[Excerpts from a figure dataset]
/---

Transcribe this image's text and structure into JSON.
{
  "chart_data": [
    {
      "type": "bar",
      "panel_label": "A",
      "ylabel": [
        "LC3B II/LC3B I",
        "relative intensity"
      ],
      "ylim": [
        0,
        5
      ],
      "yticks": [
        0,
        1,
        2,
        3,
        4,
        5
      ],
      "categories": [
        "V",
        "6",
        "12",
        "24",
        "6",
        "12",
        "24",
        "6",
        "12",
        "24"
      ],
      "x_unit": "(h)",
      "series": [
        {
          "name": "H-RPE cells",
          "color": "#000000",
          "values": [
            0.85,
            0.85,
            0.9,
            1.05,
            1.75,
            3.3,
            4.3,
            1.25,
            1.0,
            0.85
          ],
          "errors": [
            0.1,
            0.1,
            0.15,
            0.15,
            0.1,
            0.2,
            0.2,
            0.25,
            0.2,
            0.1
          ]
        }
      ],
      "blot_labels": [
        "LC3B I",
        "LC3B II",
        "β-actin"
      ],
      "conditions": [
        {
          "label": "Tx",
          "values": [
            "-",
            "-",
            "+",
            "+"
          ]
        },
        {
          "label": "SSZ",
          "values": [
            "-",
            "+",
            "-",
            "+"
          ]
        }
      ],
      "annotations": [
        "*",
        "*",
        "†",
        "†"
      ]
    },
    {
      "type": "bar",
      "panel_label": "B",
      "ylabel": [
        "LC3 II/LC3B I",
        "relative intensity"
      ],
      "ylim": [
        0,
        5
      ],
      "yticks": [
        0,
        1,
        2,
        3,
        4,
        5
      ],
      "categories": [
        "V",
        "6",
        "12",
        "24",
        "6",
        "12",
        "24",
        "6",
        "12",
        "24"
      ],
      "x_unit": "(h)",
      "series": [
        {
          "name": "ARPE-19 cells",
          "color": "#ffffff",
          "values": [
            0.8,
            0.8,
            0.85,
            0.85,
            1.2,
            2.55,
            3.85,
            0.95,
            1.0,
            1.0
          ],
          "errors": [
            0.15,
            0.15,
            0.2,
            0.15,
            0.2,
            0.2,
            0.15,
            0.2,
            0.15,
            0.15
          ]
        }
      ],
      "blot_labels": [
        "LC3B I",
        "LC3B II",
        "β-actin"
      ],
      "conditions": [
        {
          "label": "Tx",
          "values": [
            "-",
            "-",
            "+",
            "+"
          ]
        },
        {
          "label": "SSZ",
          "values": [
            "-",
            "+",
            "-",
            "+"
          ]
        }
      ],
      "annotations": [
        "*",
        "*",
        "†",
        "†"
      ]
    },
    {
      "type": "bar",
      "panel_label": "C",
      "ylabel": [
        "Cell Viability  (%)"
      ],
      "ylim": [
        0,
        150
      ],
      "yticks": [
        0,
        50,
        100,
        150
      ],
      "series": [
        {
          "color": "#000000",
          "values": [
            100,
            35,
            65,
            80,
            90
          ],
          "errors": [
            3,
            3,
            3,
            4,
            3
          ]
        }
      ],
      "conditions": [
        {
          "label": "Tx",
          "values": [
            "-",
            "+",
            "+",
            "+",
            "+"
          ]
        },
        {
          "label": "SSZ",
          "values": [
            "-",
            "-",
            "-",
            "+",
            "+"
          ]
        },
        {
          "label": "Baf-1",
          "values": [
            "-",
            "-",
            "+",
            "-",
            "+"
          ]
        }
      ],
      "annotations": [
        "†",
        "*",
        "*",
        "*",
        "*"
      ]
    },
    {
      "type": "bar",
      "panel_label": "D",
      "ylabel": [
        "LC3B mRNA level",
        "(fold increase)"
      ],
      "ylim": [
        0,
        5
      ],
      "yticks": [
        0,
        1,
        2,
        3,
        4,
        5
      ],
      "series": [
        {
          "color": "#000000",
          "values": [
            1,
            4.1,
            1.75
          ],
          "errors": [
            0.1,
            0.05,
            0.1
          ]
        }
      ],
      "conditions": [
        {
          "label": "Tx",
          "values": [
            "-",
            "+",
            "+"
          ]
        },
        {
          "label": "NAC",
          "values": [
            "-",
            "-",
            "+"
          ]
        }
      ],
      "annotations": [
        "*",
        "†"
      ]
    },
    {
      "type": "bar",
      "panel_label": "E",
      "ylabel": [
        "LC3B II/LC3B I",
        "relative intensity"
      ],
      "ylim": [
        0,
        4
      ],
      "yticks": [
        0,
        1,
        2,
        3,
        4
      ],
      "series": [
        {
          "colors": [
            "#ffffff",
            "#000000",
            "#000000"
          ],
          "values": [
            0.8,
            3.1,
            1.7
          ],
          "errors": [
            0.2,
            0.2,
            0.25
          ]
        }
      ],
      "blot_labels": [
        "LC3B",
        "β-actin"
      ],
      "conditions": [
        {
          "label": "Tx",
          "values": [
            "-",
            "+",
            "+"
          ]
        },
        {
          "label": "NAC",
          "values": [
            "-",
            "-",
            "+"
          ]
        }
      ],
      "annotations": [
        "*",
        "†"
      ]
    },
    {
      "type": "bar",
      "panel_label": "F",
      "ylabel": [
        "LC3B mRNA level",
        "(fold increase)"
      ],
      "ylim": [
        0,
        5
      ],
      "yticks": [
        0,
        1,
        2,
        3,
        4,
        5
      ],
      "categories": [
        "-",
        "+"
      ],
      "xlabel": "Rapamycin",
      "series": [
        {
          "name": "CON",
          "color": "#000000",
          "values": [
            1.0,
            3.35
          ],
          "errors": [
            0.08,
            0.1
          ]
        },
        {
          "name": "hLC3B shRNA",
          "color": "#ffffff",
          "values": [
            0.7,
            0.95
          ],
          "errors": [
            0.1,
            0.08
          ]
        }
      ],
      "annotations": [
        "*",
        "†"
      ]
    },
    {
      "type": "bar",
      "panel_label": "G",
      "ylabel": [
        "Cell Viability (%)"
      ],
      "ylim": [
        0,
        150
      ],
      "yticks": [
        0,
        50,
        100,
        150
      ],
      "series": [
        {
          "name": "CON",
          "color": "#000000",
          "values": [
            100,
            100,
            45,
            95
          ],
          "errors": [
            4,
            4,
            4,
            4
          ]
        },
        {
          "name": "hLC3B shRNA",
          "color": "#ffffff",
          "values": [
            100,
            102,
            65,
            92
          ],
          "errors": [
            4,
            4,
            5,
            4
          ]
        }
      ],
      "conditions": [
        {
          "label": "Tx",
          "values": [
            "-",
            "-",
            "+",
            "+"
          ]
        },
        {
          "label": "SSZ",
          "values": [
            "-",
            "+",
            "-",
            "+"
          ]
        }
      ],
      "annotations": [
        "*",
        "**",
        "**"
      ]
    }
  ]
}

\---

_REQUIRED WORK_
Print all of the data exactly as it stands above.

_EXPECTED ANSWER_
Transcribe this image's text and structure into JSON.
{
  "chart_data": [
    {
      "type": "bar",
      "panel_label": "A",
      "ylabel": [
        "LC3B II/LC3B I",
        "relative intensity"
      ],
      "ylim": [
        0,
        5
      ],
      "yticks": [
        0,
        1,
        2,
        3,
        4,
        5
      ],
      "categories": [
        "V",
        "6",
        "12",
        "24",
        "6",
        "12",
        "24",
        "6",
        "12",
        "24"
      ],
      "x_unit": "(h)",
      "series": [
        {
          "name": "H-RPE cells",
          "color": "#000000",
          "values": [
            0.85,
            0.85,
            0.9,
            1.05,
            1.75,
            3.3,
            4.3,
            1.25,
            1.0,
            0.85
          ],
          "errors": [
            0.1,
            0.1,
            0.15,
            0.15,
            0.1,
            0.2,
            0.2,
            0.25,
            0.2,
            0.1
          ]
        }
      ],
      "blot_labels": [
        "LC3B I",
        "LC3B II",
        "β-actin"
      ],
      "conditions": [
        {
          "label": "Tx",
          "values": [
            "-",
            "-",
            "+",
            "+"
          ]
        },
        {
          "label": "SSZ",
          "values": [
            "-",
            "+",
            "-",
            "+"
          ]
        }
      ],
      "annotations": [
        "*",
        "*",
        "†",
        "†"
      ]
    },
    {
      "type": "bar",
      "panel_label": "B",
      "ylabel": [
        "LC3 II/LC3B I",
        "relative intensity"
      ],
      "ylim": [
        0,
        5
      ],
      "yticks": [
        0,
        1,
        2,
        3,
        4,
        5
      ],
      "categories": [
        "V",
        "6",
        "12",
        "24",
        "6",
        "12",
        "24",
        "6",
        "12",
        "24"
      ],
      "x_unit": "(h)",
      "series": [
        {
          "name": "ARPE-19 cells",
          "color": "#ffffff",
          "values": [
            0.8,
            0.8,
            0.85,
            0.85,
            1.2,
            2.55,
            3.85,
            0.95,
            1.0,
            1.0
          ],
          "errors": [
            0.15,
            0.15,
            0.2,
            0.15,
            0.2,
            0.2,
            0.15,
            0.2,
            0.15,
            0.15
          ]
        }
      ],
      "blot_labels": [
        "LC3B I",
        "LC3B II",
        "β-actin"
      ],
      "conditions": [
        {
          "label": "Tx",
          "values": [
            "-",
            "-",
            "+",
            "+"
          ]
        },
        {
          "label": "SSZ",
          "values": [
            "-",
            "+",
            "-",
            "+"
          ]
        }
      ],
      "annotations": [
        "*",
        "*",
        "†",
        "†"
      ]
    },
    {
      "type": "bar",
      "panel_label": "C",
      "ylabel": [
        "Cell Viability  (%)"
      ],
      "ylim": [
        0,
        150
      ],
      "yticks": [
        0,
        50,
        100,
        150
      ],
      "series": [
        {
          "color": "#000000",
          "values": [
            100,
            35,
            65,
            80,
            90
          ],
          "errors": [
            3,
            3,
            3,
            4,
            3
          ]
        }
      ],
      "conditions": [
        {
          "label": "Tx",
          "values": [
            "-",
            "+",
            "+",
            "+",
            "+"
          ]
        },
        {
          "label": "SSZ",
          "values": [
            "-",
            "-",
            "-",
            "+",
            "+"
          ]
        },
        {
          "label": "Baf-1",
          "values": [
            "-",
            "-",
            "+",
            "-",
            "+"
          ]
        }
      ],
      "annotations": [
        "†",
        "*",
        "*",
        "*",
        "*"
      ]
    },
    {
      "type": "bar",
      "panel_label": "D",
      "ylabel": [
        "LC3B mRNA level",
        "(fold increase)"
      ],
      "ylim": [
        0,
        5
      ],
      "yticks": [
        0,
        1,
        2,
        3,
        4,
        5
      ],
      "series": [
        {
          "color": "#000000",
          "values": [
            1,
            4.1,
            1.75
          ],
          "errors": [
            0.1,
            0.05,
            0.1
          ]
        }
      ],
      "conditions": [
        {
          "label": "Tx",
          "values": [
            "-",
            "+",
            "+"
          ]
        },
        {
          "label": "NAC",
          "values": [
            "-",
            "-",
            "+"
          ]
        }
      ],
      "annotations": [
        "*",
        "†"
      ]
    },
    {
      "type": "bar",
      "panel_label": "E",
      "ylabel": [
        "LC3B II/LC3B I",
        "relative intensity"
      ],
      "ylim": [
        0,
        4
      ],
      "yticks": [
        0,
        1,
        2,
        3,
        4
      ],
      "series": [
        {
          "colors": [
            "#ffffff",
            "#000000",
            "#000000"
          ],
          "values": [
            0.8,
            3.1,
            1.7
          ],
          "errors": [
            0.2,
            0.2,
            0.25
          ]
        }
      ],
      "blot_labels": [
        "LC3B",
        "β-actin"
      ],
      "conditions": [
        {
          "label": "Tx",
          "values": [
            "-",
            "+",
            "+"
          ]
        },
        {
          "label": "NAC",
          "values": [
            "-",
            "-",
            "+"
          ]
        }
      ],
      "annotations": [
        "*",
        "†"
      ]
    },
    {
      "type": "bar",
      "panel_label": "F",
      "ylabel": [
        "LC3B mRNA level",
        "(fold increase)"
      ],
      "ylim": [
        0,
        5
      ],
      "yticks": [
        0,
        1,
        2,
        3,
        4,
        5
      ],
      "categories": [
        "-",
        "+"
      ],
      "xlabel": "Rapamycin",
      "series": [
        {
          "name": "CON",
          "color": "#000000",
          "values": [
            1.0,
            3.35
          ],
          "errors": [
            0.08,
            0.1
          ]
        },
        {
          "name": "hLC3B shRNA",
          "color": "#ffffff",
          "values": [
            0.7,
            0.95
          ],
          "errors": [
            0.1,
            0.08
          ]
        }
      ],
      "annotations": [
        "*",
        "†"
      ]
    },
    {
      "type": "bar",
      "panel_label": "G",
      "ylabel": [
        "Cell Viability (%)"
      ],
      "ylim": [
        0,
        150
      ],
      "yticks": [
        0,
        50,
        100,
        150
      ],
      "series": [
        {
          "name": "CON",
          "color": "#000000",
          "values": [
            100,
            100,
            45,
            95
          ],
          "errors": [
            4,
            4,
            4,
            4
          ]
        },
        {
          "name": "hLC3B shRNA",
          "color": "#ffffff",
          "values": [
            100,
            102,
            65,
            92
          ],
          "errors": [
            4,
            4,
            5,
            4
          ]
        }
      ],
      "conditions": [
        {
          "label": "Tx",
          "values": [
            "-",
            "-",
            "+",
            "+"
          ]
        },
        {
          "label": "SSZ",
          "values": [
            "-",
            "+",
            "-",
            "+"
          ]
        }
      ],
      "annotations": [
        "*",
        "**",
        "**"
      ]
    }
  ]
}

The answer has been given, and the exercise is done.